▶ _Tarefas e exercícios_
A. Transcreva o trecho do texto sobre doçaria desde “Uma longa história” até “período de tempo.”, inclusive.
B. Indique todas as localidades que o texto sobre doçaria refere entre parênteses como terra de origem de um doce.

▶ _Secção do documento_

◇ ◇ ◇ ◇ ◇ ◇ ◇

Das cozinhas conventuais saíam ainda doces secos, “apresentados em caixas de cartão, madeira ou lata”, e doces de prato como os morgados, “que tinham uma espécie de caixa circular exterior feita de uma massa de farinha de trigo, coberta com um preparado de açúcar, e cuja parte superior era inclinada para dentro, recebendo o recheio, formado por ovos-moles, trouxas-de-ovos, fios de ovos, massa de amêndoa, doce de gila e de cidrão, em camadas sobrepostas”.

Uma longa história têm também os pastéis de toucinho do antigo Convento da Esperança, uma massa circular feita com farinha, gema de ovo e manteiga, colocada em formas com seis centímetros de diâmetro e recheada com um doce feito com toucinho moído (que lhe dá nome), amêndoa, gemas, açúcar e canela. Do mesmo convento vem o denominado bolo podre, com sabor a mel e a azeite, outrora cozido no forno do pão e que se conserva por um longo período de tempo. 

Tratava-se de uma doçaria radicalmente diferente da que a gastrónoma Maria Antónia Goes classifica como “popular” (in Carta Gastronómica do Alentejo) e que se repetia por toda a região: “Bolos folhados – com ou sem gila – as pepias, as pepias caiadas, os esses de amêndoa, as escarapiadas, os biscoitos de azeite, as cavacas, os suspiros, os bolos de torresmos, as filhós e borrachos, as azevias, o arroz doce (com ou sem gemas e com banha em vez de manteiga), as padinhas, os bolos de massa finta”.

 Muitos destes doces, lembra a autora, são feitos à base de massa de pão, “melhorada com banha ou azeite, açúcar amarelo, canela e pouco mais”, sendo que cada terra “tinha o seu doce”. É assim que encontramos os bolos folhados de gila (Castro Verde), as pintadas e filhós com mel (Alcácer do Sal), os beijinhos (Mértola), o bolo de amêndoa (Vidigueira), as areias (Sines) ou as fitas, cavacas e bolo podre (Cuba), entre muitos outros.

◇ ◇ ◇ ◇ ◇ ◇ ◇

Registos de uma coleção de dados:
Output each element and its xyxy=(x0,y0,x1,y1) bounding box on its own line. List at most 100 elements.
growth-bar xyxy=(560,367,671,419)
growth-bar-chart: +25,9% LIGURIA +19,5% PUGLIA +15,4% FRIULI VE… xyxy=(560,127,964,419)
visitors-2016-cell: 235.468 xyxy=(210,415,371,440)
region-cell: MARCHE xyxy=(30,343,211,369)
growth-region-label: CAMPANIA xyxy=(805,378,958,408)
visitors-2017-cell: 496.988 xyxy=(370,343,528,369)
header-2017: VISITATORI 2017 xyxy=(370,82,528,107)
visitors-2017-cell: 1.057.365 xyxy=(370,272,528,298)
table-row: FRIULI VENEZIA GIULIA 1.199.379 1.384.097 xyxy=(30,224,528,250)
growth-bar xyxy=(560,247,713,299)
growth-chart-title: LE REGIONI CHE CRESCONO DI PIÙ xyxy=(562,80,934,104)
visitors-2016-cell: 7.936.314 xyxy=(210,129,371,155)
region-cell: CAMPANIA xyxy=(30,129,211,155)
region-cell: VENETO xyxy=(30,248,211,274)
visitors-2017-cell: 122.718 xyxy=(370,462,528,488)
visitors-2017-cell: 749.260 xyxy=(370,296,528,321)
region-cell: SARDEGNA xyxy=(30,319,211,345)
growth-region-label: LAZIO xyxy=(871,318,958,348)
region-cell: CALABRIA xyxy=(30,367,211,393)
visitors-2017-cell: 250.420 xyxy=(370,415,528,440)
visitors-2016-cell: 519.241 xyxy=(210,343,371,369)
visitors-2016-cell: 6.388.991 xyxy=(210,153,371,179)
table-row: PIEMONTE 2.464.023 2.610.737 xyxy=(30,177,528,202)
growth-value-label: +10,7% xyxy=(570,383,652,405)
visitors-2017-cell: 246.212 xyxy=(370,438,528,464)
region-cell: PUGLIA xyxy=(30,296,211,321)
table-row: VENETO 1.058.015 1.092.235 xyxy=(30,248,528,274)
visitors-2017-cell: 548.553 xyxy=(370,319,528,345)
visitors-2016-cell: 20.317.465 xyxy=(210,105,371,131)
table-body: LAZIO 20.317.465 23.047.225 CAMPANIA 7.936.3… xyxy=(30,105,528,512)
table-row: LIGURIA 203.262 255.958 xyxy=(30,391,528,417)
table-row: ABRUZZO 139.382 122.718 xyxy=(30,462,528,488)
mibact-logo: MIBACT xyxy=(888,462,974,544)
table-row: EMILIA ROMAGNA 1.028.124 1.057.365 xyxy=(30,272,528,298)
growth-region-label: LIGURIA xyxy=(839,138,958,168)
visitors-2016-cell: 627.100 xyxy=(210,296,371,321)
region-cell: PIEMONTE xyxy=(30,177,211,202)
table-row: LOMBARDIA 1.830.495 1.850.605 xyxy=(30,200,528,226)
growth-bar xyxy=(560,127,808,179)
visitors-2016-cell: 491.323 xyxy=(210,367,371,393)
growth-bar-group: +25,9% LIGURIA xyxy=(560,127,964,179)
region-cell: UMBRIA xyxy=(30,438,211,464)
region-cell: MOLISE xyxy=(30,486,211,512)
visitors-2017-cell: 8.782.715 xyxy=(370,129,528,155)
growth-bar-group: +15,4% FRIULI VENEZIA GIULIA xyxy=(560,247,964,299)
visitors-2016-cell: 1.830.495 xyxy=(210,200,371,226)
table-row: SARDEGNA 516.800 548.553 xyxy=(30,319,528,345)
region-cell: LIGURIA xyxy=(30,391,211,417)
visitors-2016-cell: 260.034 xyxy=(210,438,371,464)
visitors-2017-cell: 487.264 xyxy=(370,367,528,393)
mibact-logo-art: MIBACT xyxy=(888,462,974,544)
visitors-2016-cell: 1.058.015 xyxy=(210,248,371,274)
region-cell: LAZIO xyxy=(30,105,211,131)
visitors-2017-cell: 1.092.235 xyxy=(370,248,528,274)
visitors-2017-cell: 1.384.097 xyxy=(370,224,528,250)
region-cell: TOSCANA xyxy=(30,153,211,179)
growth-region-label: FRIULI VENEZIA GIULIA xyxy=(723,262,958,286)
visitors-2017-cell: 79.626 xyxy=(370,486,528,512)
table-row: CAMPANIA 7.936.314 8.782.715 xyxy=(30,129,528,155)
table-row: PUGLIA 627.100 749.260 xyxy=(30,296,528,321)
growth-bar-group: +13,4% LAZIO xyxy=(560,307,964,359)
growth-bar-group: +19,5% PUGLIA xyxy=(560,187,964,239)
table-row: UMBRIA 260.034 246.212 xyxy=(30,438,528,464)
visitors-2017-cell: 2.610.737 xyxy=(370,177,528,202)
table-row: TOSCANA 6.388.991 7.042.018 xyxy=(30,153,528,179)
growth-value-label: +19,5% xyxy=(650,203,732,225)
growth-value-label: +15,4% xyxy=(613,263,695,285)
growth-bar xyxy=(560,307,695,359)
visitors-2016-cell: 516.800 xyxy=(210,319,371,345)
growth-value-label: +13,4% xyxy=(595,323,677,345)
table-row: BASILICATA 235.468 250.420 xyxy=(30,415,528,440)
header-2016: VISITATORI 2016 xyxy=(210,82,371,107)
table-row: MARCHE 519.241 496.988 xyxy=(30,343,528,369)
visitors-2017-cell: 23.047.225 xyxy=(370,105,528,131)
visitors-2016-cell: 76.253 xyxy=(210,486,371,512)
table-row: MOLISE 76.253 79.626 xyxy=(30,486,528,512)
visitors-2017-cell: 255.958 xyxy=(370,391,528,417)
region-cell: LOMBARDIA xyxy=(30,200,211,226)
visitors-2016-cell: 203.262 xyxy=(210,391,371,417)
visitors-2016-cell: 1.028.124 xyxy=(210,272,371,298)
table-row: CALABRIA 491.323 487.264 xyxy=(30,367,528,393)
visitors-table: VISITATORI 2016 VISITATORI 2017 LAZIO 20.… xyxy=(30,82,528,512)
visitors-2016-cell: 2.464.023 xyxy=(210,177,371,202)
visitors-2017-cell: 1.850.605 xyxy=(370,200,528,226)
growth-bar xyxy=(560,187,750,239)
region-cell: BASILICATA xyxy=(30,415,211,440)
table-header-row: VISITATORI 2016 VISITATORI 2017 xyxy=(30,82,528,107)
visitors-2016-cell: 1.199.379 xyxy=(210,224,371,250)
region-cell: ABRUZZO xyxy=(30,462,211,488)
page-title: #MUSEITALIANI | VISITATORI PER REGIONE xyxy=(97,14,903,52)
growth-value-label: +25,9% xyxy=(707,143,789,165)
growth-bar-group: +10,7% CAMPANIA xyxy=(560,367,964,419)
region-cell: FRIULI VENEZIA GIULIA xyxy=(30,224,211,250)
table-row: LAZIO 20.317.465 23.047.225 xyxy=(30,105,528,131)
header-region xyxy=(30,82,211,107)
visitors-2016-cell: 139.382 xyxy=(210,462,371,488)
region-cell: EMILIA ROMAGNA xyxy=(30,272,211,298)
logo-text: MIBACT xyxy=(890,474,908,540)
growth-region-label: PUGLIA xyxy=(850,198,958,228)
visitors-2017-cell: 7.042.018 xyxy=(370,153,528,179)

◇ ◇ ◇ ◇ ◇ ◇ ◇

▶ _Respostas por item_
A.
Uma longa história têm também os pastéis de toucinho do antigo Convento da Esperança, uma massa circular feita com farinha, gema de ovo e manteiga, colocada em formas com seis centímetros de diâmetro e recheada com um doce feito com toucinho moído (que lhe dá nome), amêndoa, gemas, açúcar e canela. Do mesmo convento vem o denominado bolo podre, com sabor a mel e a azeite, outrora cozido no forno do pão e que se conserva por um longo período de tempo.

B. Castro Verde, Alcácer do Sal, Mértola, Vidigueira, Sines, Cuba